EXERCISE GOAL —
Using the listing below, please gather every line containing the word "nINTO".

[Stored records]
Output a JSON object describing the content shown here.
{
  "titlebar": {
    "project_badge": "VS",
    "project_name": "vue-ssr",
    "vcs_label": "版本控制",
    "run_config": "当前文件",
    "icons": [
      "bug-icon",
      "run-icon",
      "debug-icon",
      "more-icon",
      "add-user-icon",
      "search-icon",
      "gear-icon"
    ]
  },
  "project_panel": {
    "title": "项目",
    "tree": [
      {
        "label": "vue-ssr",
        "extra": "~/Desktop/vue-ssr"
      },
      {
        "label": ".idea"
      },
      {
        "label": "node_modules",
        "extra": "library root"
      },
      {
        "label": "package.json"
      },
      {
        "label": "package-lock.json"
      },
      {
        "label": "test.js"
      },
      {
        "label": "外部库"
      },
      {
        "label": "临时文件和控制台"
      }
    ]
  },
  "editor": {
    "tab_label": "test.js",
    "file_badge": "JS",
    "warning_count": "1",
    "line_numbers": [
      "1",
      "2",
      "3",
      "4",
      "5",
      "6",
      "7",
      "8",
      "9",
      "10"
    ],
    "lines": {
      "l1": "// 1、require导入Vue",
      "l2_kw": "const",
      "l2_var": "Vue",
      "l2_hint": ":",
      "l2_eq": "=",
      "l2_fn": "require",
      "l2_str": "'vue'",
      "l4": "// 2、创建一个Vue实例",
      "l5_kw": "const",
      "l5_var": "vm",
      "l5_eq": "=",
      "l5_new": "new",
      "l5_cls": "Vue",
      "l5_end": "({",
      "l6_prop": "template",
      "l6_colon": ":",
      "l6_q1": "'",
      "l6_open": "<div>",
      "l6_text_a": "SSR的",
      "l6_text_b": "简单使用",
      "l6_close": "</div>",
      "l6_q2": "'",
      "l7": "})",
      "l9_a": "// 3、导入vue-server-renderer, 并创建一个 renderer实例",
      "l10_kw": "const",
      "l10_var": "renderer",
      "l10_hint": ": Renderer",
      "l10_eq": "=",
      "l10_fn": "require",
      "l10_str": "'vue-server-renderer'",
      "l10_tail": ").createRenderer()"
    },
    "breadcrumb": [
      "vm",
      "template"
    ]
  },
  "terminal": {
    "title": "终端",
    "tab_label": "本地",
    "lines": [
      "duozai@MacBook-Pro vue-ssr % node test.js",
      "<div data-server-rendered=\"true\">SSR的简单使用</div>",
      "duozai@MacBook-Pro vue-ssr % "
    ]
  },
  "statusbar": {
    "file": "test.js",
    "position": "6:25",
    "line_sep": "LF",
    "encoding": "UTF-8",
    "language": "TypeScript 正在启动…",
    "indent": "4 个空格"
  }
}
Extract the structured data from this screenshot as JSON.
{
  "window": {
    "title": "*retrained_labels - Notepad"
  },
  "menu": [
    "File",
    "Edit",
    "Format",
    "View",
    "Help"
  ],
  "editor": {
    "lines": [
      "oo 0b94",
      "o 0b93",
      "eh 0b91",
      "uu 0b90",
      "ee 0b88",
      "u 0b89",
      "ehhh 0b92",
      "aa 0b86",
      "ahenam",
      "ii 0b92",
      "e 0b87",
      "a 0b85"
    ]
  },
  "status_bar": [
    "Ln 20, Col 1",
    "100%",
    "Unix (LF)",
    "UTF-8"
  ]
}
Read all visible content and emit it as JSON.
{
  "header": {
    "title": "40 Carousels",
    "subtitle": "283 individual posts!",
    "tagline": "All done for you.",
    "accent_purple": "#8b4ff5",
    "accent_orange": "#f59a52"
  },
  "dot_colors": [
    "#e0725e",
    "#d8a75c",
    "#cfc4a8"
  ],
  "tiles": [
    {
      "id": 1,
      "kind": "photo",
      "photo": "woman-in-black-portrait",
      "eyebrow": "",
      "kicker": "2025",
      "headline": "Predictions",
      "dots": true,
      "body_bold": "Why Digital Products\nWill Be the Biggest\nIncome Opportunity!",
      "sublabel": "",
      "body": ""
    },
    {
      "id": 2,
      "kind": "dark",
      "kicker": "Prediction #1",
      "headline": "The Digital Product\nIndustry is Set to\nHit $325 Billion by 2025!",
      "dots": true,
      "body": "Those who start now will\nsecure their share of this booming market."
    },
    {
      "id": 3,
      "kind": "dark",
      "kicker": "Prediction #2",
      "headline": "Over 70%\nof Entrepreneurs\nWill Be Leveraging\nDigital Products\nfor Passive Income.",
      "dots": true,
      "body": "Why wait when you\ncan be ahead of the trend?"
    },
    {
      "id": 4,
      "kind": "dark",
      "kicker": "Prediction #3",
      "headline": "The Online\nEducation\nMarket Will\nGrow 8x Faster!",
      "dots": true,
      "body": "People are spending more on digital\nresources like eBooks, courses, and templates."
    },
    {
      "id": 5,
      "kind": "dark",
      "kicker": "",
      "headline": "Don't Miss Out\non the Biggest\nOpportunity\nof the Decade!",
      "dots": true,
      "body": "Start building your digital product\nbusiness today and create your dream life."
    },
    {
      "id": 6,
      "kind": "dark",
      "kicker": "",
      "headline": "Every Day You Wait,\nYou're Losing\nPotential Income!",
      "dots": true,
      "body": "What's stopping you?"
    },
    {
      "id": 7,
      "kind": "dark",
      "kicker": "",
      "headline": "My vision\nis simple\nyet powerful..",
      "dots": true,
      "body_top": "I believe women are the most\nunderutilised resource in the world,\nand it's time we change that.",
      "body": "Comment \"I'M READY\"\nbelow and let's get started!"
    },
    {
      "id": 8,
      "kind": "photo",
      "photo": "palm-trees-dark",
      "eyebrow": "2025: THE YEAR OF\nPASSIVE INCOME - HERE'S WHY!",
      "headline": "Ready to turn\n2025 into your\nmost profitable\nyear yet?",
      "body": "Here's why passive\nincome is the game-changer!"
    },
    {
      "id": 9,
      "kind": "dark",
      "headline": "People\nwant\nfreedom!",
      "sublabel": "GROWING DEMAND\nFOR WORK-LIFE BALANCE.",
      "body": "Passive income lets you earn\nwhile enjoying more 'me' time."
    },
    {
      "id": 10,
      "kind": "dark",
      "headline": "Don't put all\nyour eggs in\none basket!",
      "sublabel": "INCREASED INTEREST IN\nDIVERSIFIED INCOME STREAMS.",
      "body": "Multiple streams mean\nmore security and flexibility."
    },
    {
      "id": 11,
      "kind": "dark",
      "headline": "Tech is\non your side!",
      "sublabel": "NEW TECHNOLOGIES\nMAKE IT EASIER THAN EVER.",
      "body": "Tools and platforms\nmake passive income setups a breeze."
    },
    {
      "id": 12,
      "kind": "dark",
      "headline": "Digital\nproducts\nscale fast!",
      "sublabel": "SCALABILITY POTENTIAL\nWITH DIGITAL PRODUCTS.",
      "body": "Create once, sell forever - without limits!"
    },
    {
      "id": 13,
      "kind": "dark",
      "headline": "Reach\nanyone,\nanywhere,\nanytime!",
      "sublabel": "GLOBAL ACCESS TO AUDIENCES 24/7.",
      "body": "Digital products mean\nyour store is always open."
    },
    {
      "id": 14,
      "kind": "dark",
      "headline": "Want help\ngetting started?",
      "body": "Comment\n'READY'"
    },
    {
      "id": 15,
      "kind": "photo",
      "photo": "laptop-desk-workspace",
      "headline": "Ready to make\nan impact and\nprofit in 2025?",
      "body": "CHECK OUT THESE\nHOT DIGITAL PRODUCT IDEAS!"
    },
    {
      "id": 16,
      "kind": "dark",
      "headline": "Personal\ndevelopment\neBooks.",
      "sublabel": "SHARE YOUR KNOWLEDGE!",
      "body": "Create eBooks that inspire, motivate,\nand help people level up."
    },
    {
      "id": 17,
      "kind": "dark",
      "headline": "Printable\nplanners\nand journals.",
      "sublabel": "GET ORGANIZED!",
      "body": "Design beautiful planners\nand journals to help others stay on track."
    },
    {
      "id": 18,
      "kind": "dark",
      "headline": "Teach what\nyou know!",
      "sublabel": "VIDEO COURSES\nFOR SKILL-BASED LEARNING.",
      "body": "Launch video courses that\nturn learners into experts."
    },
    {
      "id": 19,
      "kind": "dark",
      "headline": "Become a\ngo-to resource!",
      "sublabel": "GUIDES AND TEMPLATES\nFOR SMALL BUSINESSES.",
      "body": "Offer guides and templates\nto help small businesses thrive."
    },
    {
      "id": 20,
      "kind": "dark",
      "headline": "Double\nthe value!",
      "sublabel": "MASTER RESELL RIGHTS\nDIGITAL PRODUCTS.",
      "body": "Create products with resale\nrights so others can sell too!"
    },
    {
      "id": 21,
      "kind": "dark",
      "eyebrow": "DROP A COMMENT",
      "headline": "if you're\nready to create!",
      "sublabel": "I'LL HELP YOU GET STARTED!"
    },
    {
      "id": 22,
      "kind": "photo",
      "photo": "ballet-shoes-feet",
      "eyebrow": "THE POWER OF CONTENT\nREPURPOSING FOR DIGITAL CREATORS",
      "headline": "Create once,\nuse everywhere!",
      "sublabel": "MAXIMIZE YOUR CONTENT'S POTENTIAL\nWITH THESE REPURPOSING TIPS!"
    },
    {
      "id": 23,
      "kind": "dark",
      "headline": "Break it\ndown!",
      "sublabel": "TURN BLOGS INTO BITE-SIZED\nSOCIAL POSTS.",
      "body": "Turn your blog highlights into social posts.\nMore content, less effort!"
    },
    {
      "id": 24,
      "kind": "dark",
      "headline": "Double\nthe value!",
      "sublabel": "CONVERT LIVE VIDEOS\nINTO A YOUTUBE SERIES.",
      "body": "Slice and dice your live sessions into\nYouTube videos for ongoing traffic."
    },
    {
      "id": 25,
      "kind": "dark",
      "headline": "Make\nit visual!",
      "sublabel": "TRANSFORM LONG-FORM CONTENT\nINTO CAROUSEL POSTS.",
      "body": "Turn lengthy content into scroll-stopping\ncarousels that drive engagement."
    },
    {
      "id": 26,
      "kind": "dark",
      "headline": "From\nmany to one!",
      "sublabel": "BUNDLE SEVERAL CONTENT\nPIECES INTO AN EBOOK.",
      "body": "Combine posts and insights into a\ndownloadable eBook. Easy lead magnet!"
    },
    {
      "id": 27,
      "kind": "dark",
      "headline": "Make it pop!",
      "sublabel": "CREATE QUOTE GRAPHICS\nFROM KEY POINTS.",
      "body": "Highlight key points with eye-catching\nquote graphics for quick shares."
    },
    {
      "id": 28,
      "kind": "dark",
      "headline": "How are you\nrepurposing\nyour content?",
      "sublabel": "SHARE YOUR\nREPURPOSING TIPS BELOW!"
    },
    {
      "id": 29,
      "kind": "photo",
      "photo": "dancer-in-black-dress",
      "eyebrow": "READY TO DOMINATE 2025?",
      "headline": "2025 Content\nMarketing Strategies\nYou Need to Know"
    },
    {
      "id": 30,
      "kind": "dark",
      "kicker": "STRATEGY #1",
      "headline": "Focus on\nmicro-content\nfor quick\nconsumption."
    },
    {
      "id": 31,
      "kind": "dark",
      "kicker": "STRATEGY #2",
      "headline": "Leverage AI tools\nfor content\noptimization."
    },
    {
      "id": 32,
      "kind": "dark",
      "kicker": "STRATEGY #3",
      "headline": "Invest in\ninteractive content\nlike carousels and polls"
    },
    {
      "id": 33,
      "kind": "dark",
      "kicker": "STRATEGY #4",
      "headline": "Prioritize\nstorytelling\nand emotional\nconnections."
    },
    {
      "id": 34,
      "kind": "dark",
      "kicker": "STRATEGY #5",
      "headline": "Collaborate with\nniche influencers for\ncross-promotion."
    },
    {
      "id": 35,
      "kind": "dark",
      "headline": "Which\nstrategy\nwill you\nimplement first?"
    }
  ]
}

COMPLETE ANSWER —
      "sublabel": "CONVERT LIVE VIDEOS\nINTO A YOUTUBE SERIES.",
      "sublabel": "TRANSFORM LONG-FORM CONTENT\nINTO CAROUSEL POSTS.",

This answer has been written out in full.